__What you are asked to do__. Can you copy the material below line for line, with every character unchanged, and omit the pictures from your answer?

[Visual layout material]
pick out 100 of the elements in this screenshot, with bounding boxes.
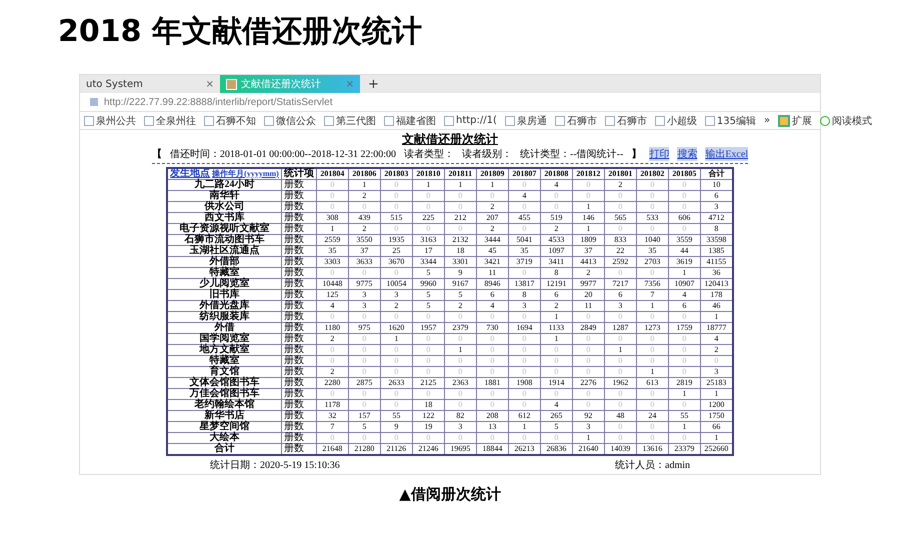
- table-cell: 1273: [636, 322, 668, 334]
- table-cell: 0: [476, 356, 508, 366]
- header-link[interactable]: 发生地点: [170, 168, 210, 179]
- table-cell: 975: [348, 322, 380, 334]
- table-cell: 0: [636, 202, 668, 212]
- bookmark-item[interactable]: 小超级: [654, 114, 697, 128]
- table-cell: 0: [412, 224, 444, 234]
- address-field[interactable]: http://222.77.99.22:8888/interlib/report/StatisServlet: [104, 96, 332, 108]
- table-cell: 3301: [444, 256, 476, 268]
- report-user: 统计人员：admin: [615, 458, 690, 472]
- table-cell: 4: [540, 180, 572, 190]
- table-cell: 0: [476, 334, 508, 344]
- table-cell: 6: [604, 290, 636, 300]
- table-cell: 3444: [476, 234, 508, 246]
- table-cell: 特藏室: [167, 268, 282, 278]
- header-link[interactable]: 操作年月(yyyymm): [212, 169, 279, 178]
- table-cell: 18: [444, 246, 476, 256]
- table-cell: 1: [508, 422, 540, 432]
- action-link[interactable]: 输出Excel: [705, 147, 748, 161]
- table-cell: 0: [604, 356, 636, 366]
- table-cell: 6: [476, 290, 508, 300]
- table-cell: 1180: [316, 322, 348, 334]
- table-cell: 8946: [476, 278, 508, 290]
- table-cell: 0: [668, 190, 700, 202]
- table-cell: 8: [540, 268, 572, 278]
- table-cell: 册数: [281, 344, 316, 356]
- table-cell: 0: [348, 268, 380, 278]
- table-cell: 1: [700, 432, 733, 444]
- table-cell: 册数: [281, 246, 316, 256]
- column-header: 201812: [572, 168, 604, 180]
- table-cell: 九二路24小时: [167, 180, 282, 190]
- bookmark-item[interactable]: 福建省图: [384, 114, 436, 128]
- table-cell: 册数: [281, 388, 316, 400]
- bookmark-item[interactable]: 泉州公共: [84, 114, 136, 128]
- table-cell: 45: [476, 246, 508, 256]
- table-cell: 0: [380, 268, 412, 278]
- table-cell: 少儿阅览室: [167, 278, 282, 290]
- table-cell: 7356: [636, 278, 668, 290]
- table-cell: 0: [412, 388, 444, 400]
- table-cell: 0: [380, 190, 412, 202]
- table-cell: 225: [412, 212, 444, 224]
- table-cell: 3: [508, 300, 540, 312]
- bookmark-item[interactable]: 石狮市: [554, 114, 597, 128]
- table-cell: 3: [444, 422, 476, 432]
- table-cell: 2: [316, 366, 348, 378]
- table-cell: 5: [348, 422, 380, 432]
- reading-mode-button[interactable]: 阅读模式: [820, 114, 872, 128]
- table-cell: 0: [412, 202, 444, 212]
- table-cell: 9960: [412, 278, 444, 290]
- table-cell: 2875: [348, 378, 380, 388]
- close-icon[interactable]: ×: [206, 78, 214, 90]
- table-cell: 0: [604, 432, 636, 444]
- filter-label: 借还时间：2018-01-01 00:00:00--2018-12-31 22:00:00: [170, 148, 396, 161]
- table-cell: 1: [668, 268, 700, 278]
- table-cell: 0: [636, 388, 668, 400]
- table-cell: 0: [316, 432, 348, 444]
- table-cell: 5041: [508, 234, 540, 246]
- action-link[interactable]: 搜索: [677, 147, 698, 161]
- table-cell: 0: [476, 344, 508, 356]
- table-cell: 19: [412, 422, 444, 432]
- table-cell: 6: [668, 300, 700, 312]
- bookmark-item[interactable]: 微信公众: [264, 114, 316, 128]
- table-cell: 0: [572, 356, 604, 366]
- slide-title: 2018 年文献借还册次统计: [58, 13, 422, 51]
- more-bookmarks-button[interactable]: »: [764, 115, 770, 126]
- bookmark-item[interactable]: 泉房通: [504, 114, 547, 128]
- new-tab-button[interactable]: +: [360, 76, 387, 92]
- table-cell: 0: [540, 366, 572, 378]
- table-cell: 82: [444, 410, 476, 422]
- table-cell: 玉湖社区流通点: [167, 246, 282, 256]
- table-cell: 旧书库: [167, 290, 282, 300]
- table-cell: 2: [540, 300, 572, 312]
- bookmark-item[interactable]: 石狮不知: [204, 114, 256, 128]
- table-cell: 0: [348, 334, 380, 344]
- table-cell: 11: [572, 300, 604, 312]
- table-cell: 519: [540, 212, 572, 224]
- action-link[interactable]: 打印: [649, 147, 670, 161]
- table-cell: 0: [604, 224, 636, 234]
- bookmark-item[interactable]: 135编辑: [704, 114, 756, 128]
- table-cell: 册数: [281, 432, 316, 444]
- table-cell: 0: [636, 180, 668, 190]
- table-cell: 0: [412, 334, 444, 344]
- table-cell: 44: [668, 246, 700, 256]
- bookmark-item[interactable]: 石狮市: [604, 114, 647, 128]
- bookmark-item[interactable]: 第三代图: [324, 114, 376, 128]
- table-cell: 533: [636, 212, 668, 224]
- bookmark-item[interactable]: 全泉州往: [144, 114, 196, 128]
- extensions-button[interactable]: 扩展: [778, 114, 812, 128]
- table-cell: 0: [380, 400, 412, 410]
- browser-tab[interactable]: uto System ×: [80, 75, 220, 93]
- table-cell: 0: [316, 344, 348, 356]
- table-cell: 1759: [668, 322, 700, 334]
- bookmark-item[interactable]: http://1(: [444, 115, 497, 126]
- table-cell: 册数: [281, 256, 316, 268]
- table-cell: 55: [380, 410, 412, 422]
- table-cell: 32: [316, 410, 348, 422]
- table-cell: 1750: [700, 410, 733, 422]
- table-cell: 册数: [281, 212, 316, 224]
- table-cell: 1287: [604, 322, 636, 334]
- table-cell: 0: [508, 312, 540, 322]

__The completed task__.
pick out 100 of the elements in this screenshot, with bounding boxes.
- table-cell: 1273: [636, 322, 668, 334]
- table-cell: 0: [476, 356, 508, 366]
- header-link[interactable]: 发生地点: [170, 168, 210, 179]
- table-cell: 975: [348, 322, 380, 334]
- table-cell: 0: [636, 202, 668, 212]
- bookmark-item[interactable]: 小超级: [654, 114, 697, 128]
- table-cell: 0: [412, 224, 444, 234]
- address-field[interactable]: http://222.77.99.22:8888/interlib/report/StatisServlet: [104, 96, 332, 108]
- table-cell: 3301: [444, 256, 476, 268]
- report-user: 统计人员：admin: [615, 458, 690, 472]
- table-cell: 4: [540, 180, 572, 190]
- table-cell: 0: [476, 334, 508, 344]
- table-cell: 6: [604, 290, 636, 300]
- table-cell: 3444: [476, 234, 508, 246]
- table-cell: 特藏室: [167, 268, 282, 278]
- header-link[interactable]: 操作年月(yyyymm): [212, 169, 279, 178]
- table-cell: 18: [444, 246, 476, 256]
- table-cell: 1: [508, 422, 540, 432]
- action-link[interactable]: 输出Excel: [705, 147, 748, 161]
- table-cell: 0: [604, 356, 636, 366]
- table-cell: 6: [476, 290, 508, 300]
- table-cell: 1180: [316, 322, 348, 334]
- table-cell: 8946: [476, 278, 508, 290]
- table-cell: 0: [668, 190, 700, 202]
- table-cell: 8: [540, 268, 572, 278]
- table-cell: 册数: [281, 344, 316, 356]
- table-cell: 0: [348, 268, 380, 278]
- table-cell: 1: [700, 432, 733, 444]
- table-cell: 册数: [281, 246, 316, 256]
- column-header: 201812: [572, 168, 604, 180]
- table-cell: 九二路24小时: [167, 180, 282, 190]
- bookmark-item[interactable]: 福建省图: [384, 114, 436, 128]
- table-cell: 册数: [281, 388, 316, 400]
- bookmark-item[interactable]: 泉州公共: [84, 114, 136, 128]
- table-cell: 45: [476, 246, 508, 256]
- table-cell: 0: [380, 268, 412, 278]
- table-cell: 少儿阅览室: [167, 278, 282, 290]
- table-cell: 7356: [636, 278, 668, 290]
- table-cell: 0: [412, 388, 444, 400]
- table-cell: 0: [380, 190, 412, 202]
- table-cell: 225: [412, 212, 444, 224]
- table-cell: 3: [508, 300, 540, 312]
- bookmark-item[interactable]: 石狮市: [554, 114, 597, 128]
- table-cell: 3: [444, 422, 476, 432]
- table-cell: 2: [316, 366, 348, 378]
- table-cell: 5: [348, 422, 380, 432]
- reading-mode-button[interactable]: 阅读模式: [820, 114, 872, 128]
- table-cell: 0: [412, 202, 444, 212]
- table-cell: 9960: [412, 278, 444, 290]
- table-cell: 2875: [348, 378, 380, 388]
- close-icon[interactable]: ×: [206, 78, 214, 90]
- table-cell: 0: [604, 432, 636, 444]
- filter-label: 借还时间：2018-01-01 00:00:00--2018-12-31 22:00:00: [170, 148, 396, 161]
- table-cell: 1: [668, 268, 700, 278]
- table-cell: 0: [636, 388, 668, 400]
- table-cell: 0: [316, 432, 348, 444]
- table-cell: 5041: [508, 234, 540, 246]
- action-link[interactable]: 搜索: [677, 147, 698, 161]
- table-cell: 0: [476, 344, 508, 356]
- table-cell: 19: [412, 422, 444, 432]
- table-cell: 6: [668, 300, 700, 312]
- bookmark-item[interactable]: 微信公众: [264, 114, 316, 128]
- table-cell: 0: [572, 356, 604, 366]
- slide-title: 2018 年文献借还册次统计: [58, 13, 422, 51]
- more-bookmarks-button[interactable]: »: [764, 115, 770, 126]
- bookmark-item[interactable]: 泉房通: [504, 114, 547, 128]
- new-tab-button[interactable]: +: [360, 76, 387, 92]
- table-cell: 0: [540, 366, 572, 378]
- table-cell: 82: [444, 410, 476, 422]
- table-cell: 玉湖社区流通点: [167, 246, 282, 256]
- table-cell: 旧书库: [167, 290, 282, 300]
- table-cell: 2: [540, 300, 572, 312]
- bookmark-item[interactable]: 石狮不知: [204, 114, 256, 128]
- table-cell: 0: [348, 334, 380, 344]
- table-cell: 11: [572, 300, 604, 312]
- table-cell: 519: [540, 212, 572, 224]
- action-link[interactable]: 打印: [649, 147, 670, 161]
- table-cell: 0: [604, 224, 636, 234]
- bookmark-item[interactable]: 135编辑: [704, 114, 756, 128]
- table-cell: 册数: [281, 432, 316, 444]
- table-cell: 0: [636, 180, 668, 190]
- table-cell: 0: [412, 334, 444, 344]
- table-cell: 44: [668, 246, 700, 256]
- bookmark-item[interactable]: 石狮市: [604, 114, 647, 128]
- bookmark-item[interactable]: 第三代图: [324, 114, 376, 128]
- table-cell: 533: [636, 212, 668, 224]
- bookmark-item[interactable]: 全泉州往: [144, 114, 196, 128]
- extensions-button[interactable]: 扩展: [778, 114, 812, 128]
- table-cell: 0: [380, 400, 412, 410]
- browser-tab[interactable]: uto System ×: [80, 75, 220, 93]
- table-cell: 0: [316, 344, 348, 356]
- table-cell: 1759: [668, 322, 700, 334]
- bookmark-item[interactable]: http://1(: [444, 115, 497, 126]
- table-cell: 册数: [281, 256, 316, 268]
- table-cell: 55: [380, 410, 412, 422]
- table-cell: 32: [316, 410, 348, 422]
- table-cell: 1750: [700, 410, 733, 422]
- table-cell: 册数: [281, 212, 316, 224]
- table-cell: 1287: [604, 322, 636, 334]
- table-cell: 0: [508, 312, 540, 322]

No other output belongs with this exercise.